-- Begin Records for processing --
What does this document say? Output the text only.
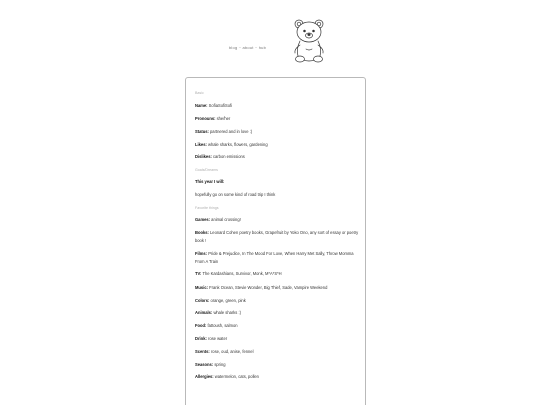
blog ~ about ~ hub
Basic
Name: SofiaSofiSofi
Pronouns: she/her
Status: partnered and in love :)
Likes: whale sharks, flowers, gardening
Dislikes: carbon emissions
Goals/Dreams
This year I will:
hopefully go on some kind of road trip I think
Favorite things
Games: animal crossing!
Books: Leonard Cohen poetry books, Grapefruit by Yoko Ono, any sort of essay or poetry book !
Films: Pride & Prejudice, In The Mood For Love, When Harry Met Sally, Throw Momma From A Train
TV: The Kardashians, Survivor, Monk, M*A*S*H
Music: Frank Ocean, Stevie Wonder, Big Thief, Sade, Vampire Weekend
Colors: orange, green, pink
Animals: whale sharks :)
Food: fattoush, salmon
Drink: rose water
Scents: rose, oud, anise, fennel
Seasons: spring
Allergies: watermelon, cats, pollen
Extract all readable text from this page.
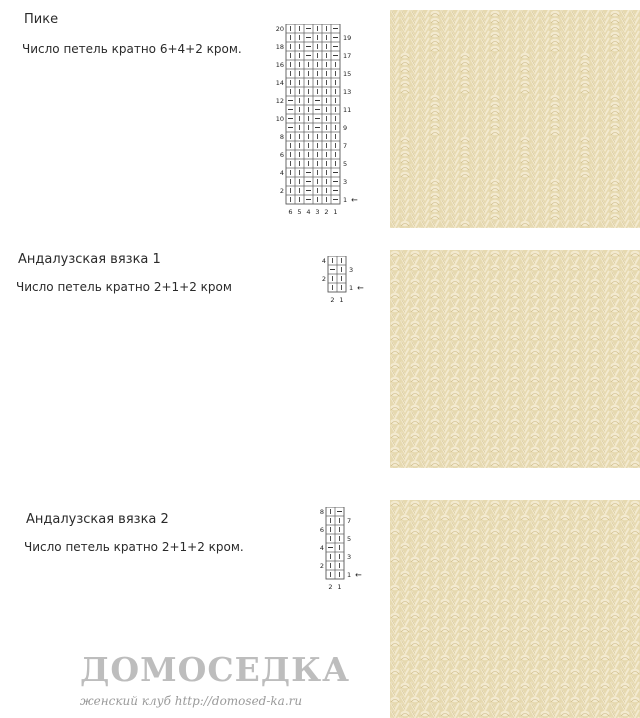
Пике
Число петель кратно 6+4+2 кром.
20
18
16
14
12
10
8
6
4
2
19
17
15
13
11
9
7
5
3
1 ←
6 5 4 3 2 1
Андалузская вязка 1
Число петель кратно 2+1+2 кром
4
2
3
1 ←
2 1
Андалузская вязка 2
Число петель кратно 2+1+2 кром.
8
6
4
2
7
5
3
1 ←
2 1
ДОМОСЕДКА
женский клуб http://domosed-ka.ru
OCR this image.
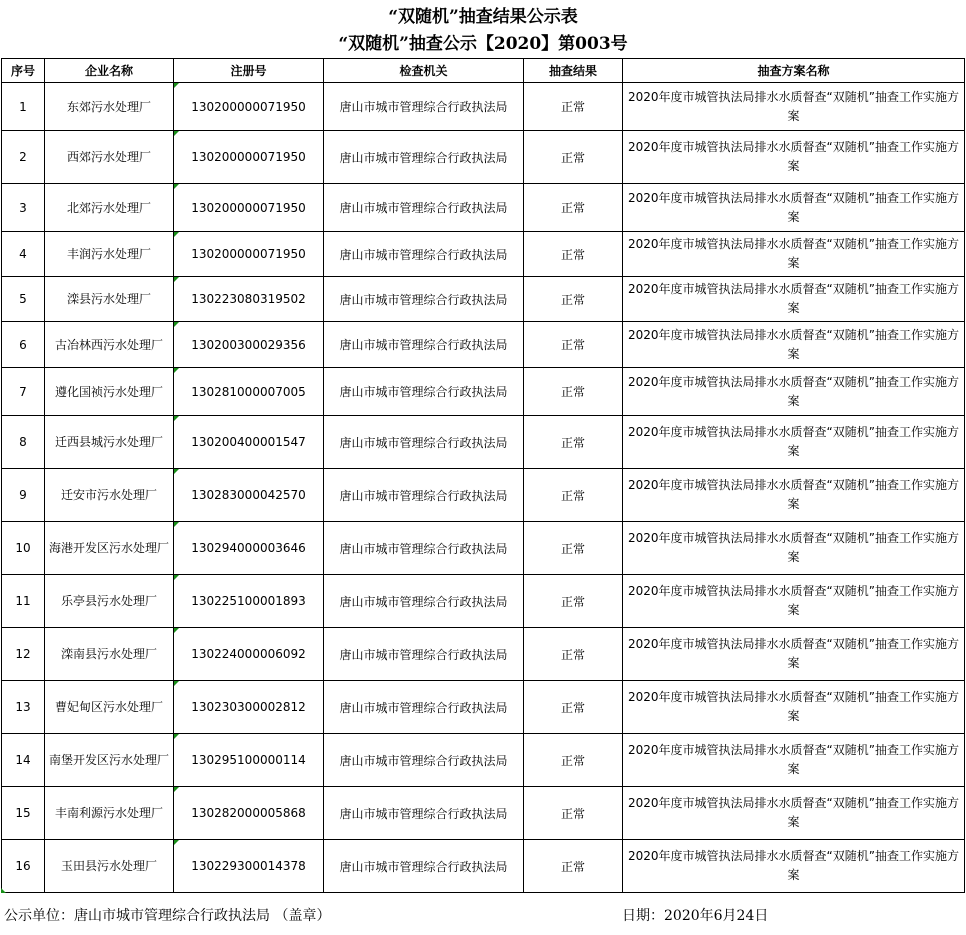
“双随机”抽查结果公示表
“双随机”抽查公示【2020】第003号
序号	企业名称	注册号	检查机关	抽查结果	抽查方案名称
1	东郊污水处理厂	130200000071950	唐山市城市管理综合行政执法局	正常	2020年度市城管执法局排水水质督查“双随机”抽查工作实施方案
2	西郊污水处理厂	130200000071950	唐山市城市管理综合行政执法局	正常	2020年度市城管执法局排水水质督查“双随机”抽查工作实施方案
3	北郊污水处理厂	130200000071950	唐山市城市管理综合行政执法局	正常	2020年度市城管执法局排水水质督查“双随机”抽查工作实施方案
4	丰润污水处理厂	130200000071950	唐山市城市管理综合行政执法局	正常	2020年度市城管执法局排水水质督查“双随机”抽查工作实施方案
5	滦县污水处理厂	130223080319502	唐山市城市管理综合行政执法局	正常	2020年度市城管执法局排水水质督查“双随机”抽查工作实施方案
6	古冶林西污水处理厂	130200300029356	唐山市城市管理综合行政执法局	正常	2020年度市城管执法局排水水质督查“双随机”抽查工作实施方案
7	遵化国祯污水处理厂	130281000007005	唐山市城市管理综合行政执法局	正常	2020年度市城管执法局排水水质督查“双随机”抽查工作实施方案
8	迁西县城污水处理厂	130200400001547	唐山市城市管理综合行政执法局	正常	2020年度市城管执法局排水水质督查“双随机”抽查工作实施方案
9	迁安市污水处理厂	130283000042570	唐山市城市管理综合行政执法局	正常	2020年度市城管执法局排水水质督查“双随机”抽查工作实施方案
10	海港开发区污水处理厂	130294000003646	唐山市城市管理综合行政执法局	正常	2020年度市城管执法局排水水质督查“双随机”抽查工作实施方案
11	乐亭县污水处理厂	130225100001893	唐山市城市管理综合行政执法局	正常	2020年度市城管执法局排水水质督查“双随机”抽查工作实施方案
12	滦南县污水处理厂	130224000006092	唐山市城市管理综合行政执法局	正常	2020年度市城管执法局排水水质督查“双随机”抽查工作实施方案
13	曹妃甸区污水处理厂	130230300002812	唐山市城市管理综合行政执法局	正常	2020年度市城管执法局排水水质督查“双随机”抽查工作实施方案
14	南堡开发区污水处理厂	130295100000114	唐山市城市管理综合行政执法局	正常	2020年度市城管执法局排水水质督查“双随机”抽查工作实施方案
15	丰南利源污水处理厂	130282000005868	唐山市城市管理综合行政执法局	正常	2020年度市城管执法局排水水质督查“双随机”抽查工作实施方案
16	玉田县污水处理厂	130229300014378	唐山市城市管理综合行政执法局	正常	2020年度市城管执法局排水水质督查“双随机”抽查工作实施方案
公示单位：唐山市城市管理综合行政执法局 （盖章）	日期：2020年6月24日
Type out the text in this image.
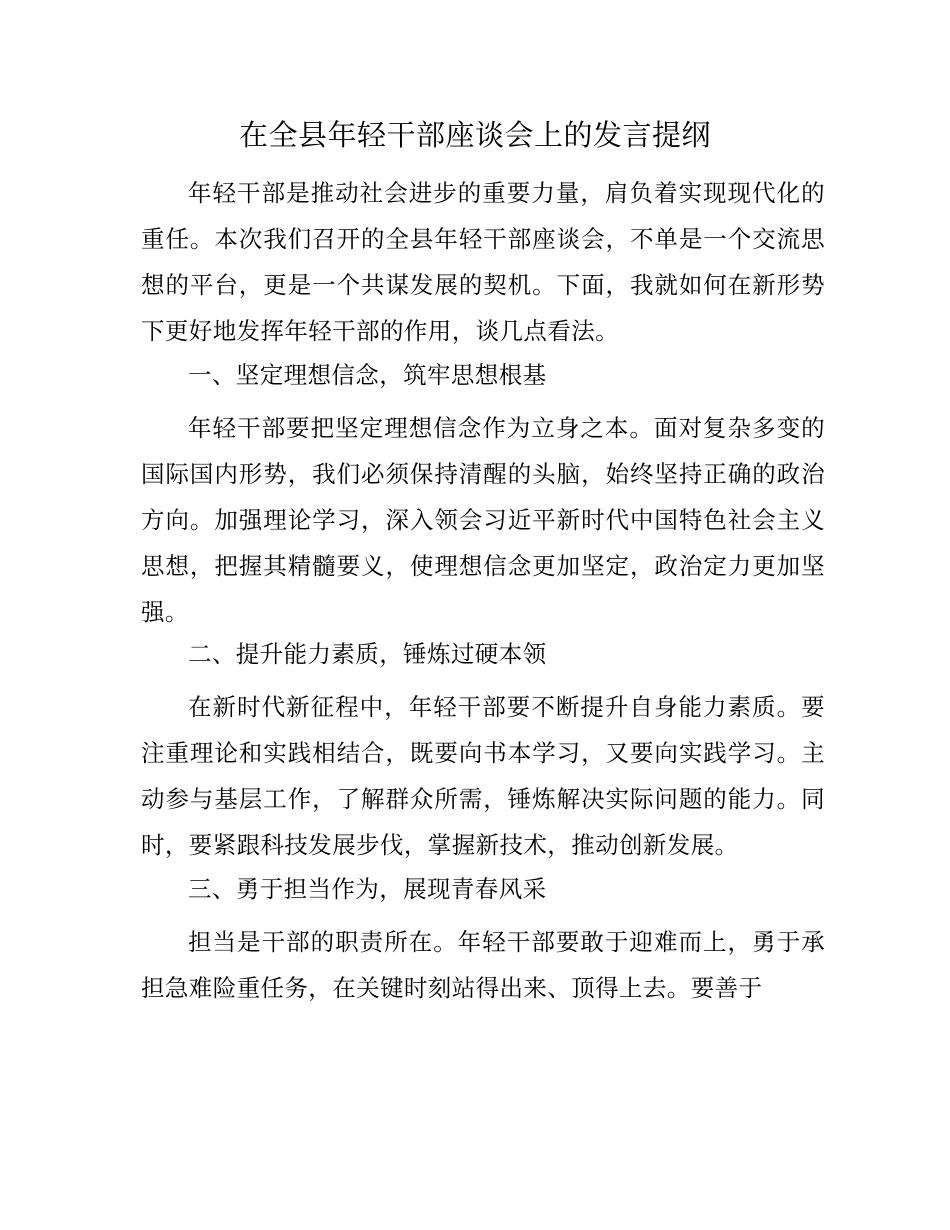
在全县年轻干部座谈会上的发言提纲

年轻干部是推动社会进步的重要力量，肩负着实现现代化的重任。本次我们召开的全县年轻干部座谈会，不单是一个交流思想的平台，更是一个共谋发展的契机。下面，我就如何在新形势下更好地发挥年轻干部的作用，谈几点看法。

一、坚定理想信念，筑牢思想根基

年轻干部要把坚定理想信念作为立身之本。面对复杂多变的国际国内形势，我们必须保持清醒的头脑，始终坚持正确的政治方向。加强理论学习，深入领会习近平新时代中国特色社会主义思想，把握其精髓要义，使理想信念更加坚定，政治定力更加坚强。

二、提升能力素质，锤炼过硬本领

在新时代新征程中，年轻干部要不断提升自身能力素质。要注重理论和实践相结合，既要向书本学习，又要向实践学习。主动参与基层工作，了解群众所需，锤炼解决实际问题的能力。同时，要紧跟科技发展步伐，掌握新技术，推动创新发展。

三、勇于担当作为，展现青春风采

担当是干部的职责所在。年轻干部要敢于迎难而上，勇于承担急难险重任务，在关键时刻站得出来、顶得上去。要善于
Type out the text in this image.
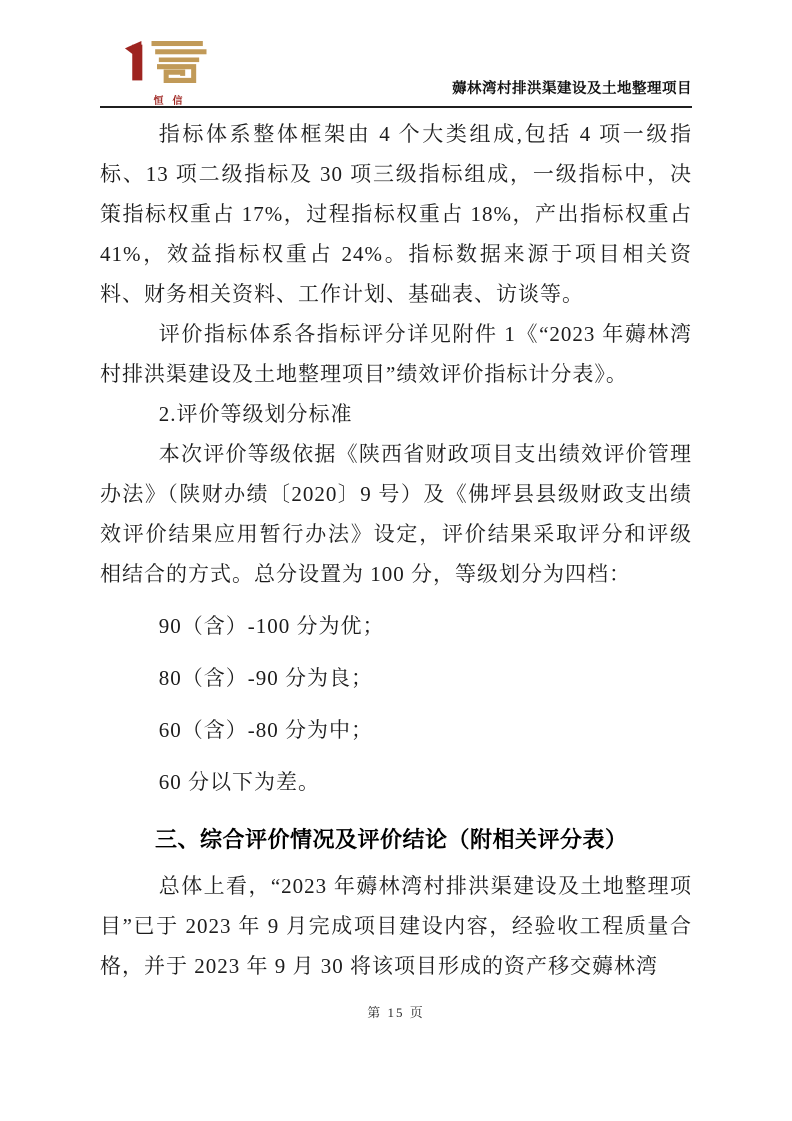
恒信
薅林湾村排洪渠建设及土地整理项目

指标体系整体框架由 4 个大类组成,包括 4 项一级指标、13 项二级指标及 30 项三级指标组成，一级指标中，决策指标权重占 17%，过程指标权重占 18%，产出指标权重占 41%，效益指标权重占 24%。指标数据来源于项目相关资料、财务相关资料、工作计划、基础表、访谈等。

评价指标体系各指标评分详见附件 1《“2023 年薅林湾村排洪渠建设及土地整理项目”绩效评价指标计分表》。

2.评价等级划分标准

本次评价等级依据《陕西省财政项目支出绩效评价管理办法》（陕财办绩〔2020〕9 号）及《佛坪县县级财政支出绩效评价结果应用暂行办法》设定，评价结果采取评分和评级相结合的方式。总分设置为 100 分，等级划分为四档：

90（含）-100 分为优；
80（含）-90 分为良；
60（含）-80 分为中；
60 分以下为差。
三、综合评价情况及评价结论（附相关评分表）

总体上看，“2023 年薅林湾村排洪渠建设及土地整理项目”已于 2023 年 9 月完成项目建设内容，经验收工程质量合格，并于 2023 年 9 月 30 将该项目形成的资产移交薅林湾

第 15 页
-- End Records for processing --
- _Given task_
Each line in the data that holds the string "年薅林湾村排洪渠建设及土地整理项目" should be found and copied.

- _Correct output_
评价指标体系各指标评分详见附件 1《“2023 年薅林湾村排洪渠建设及土地整理项目”绩效评价指标计分表》。
总体上看，“2023 年薅林湾村排洪渠建设及土地整理项目”已于 2023 年 9 月完成项目建设内容，经验收工程质量合格，并于 2023 年 9 月 30 将该项目形成的资产移交薅林湾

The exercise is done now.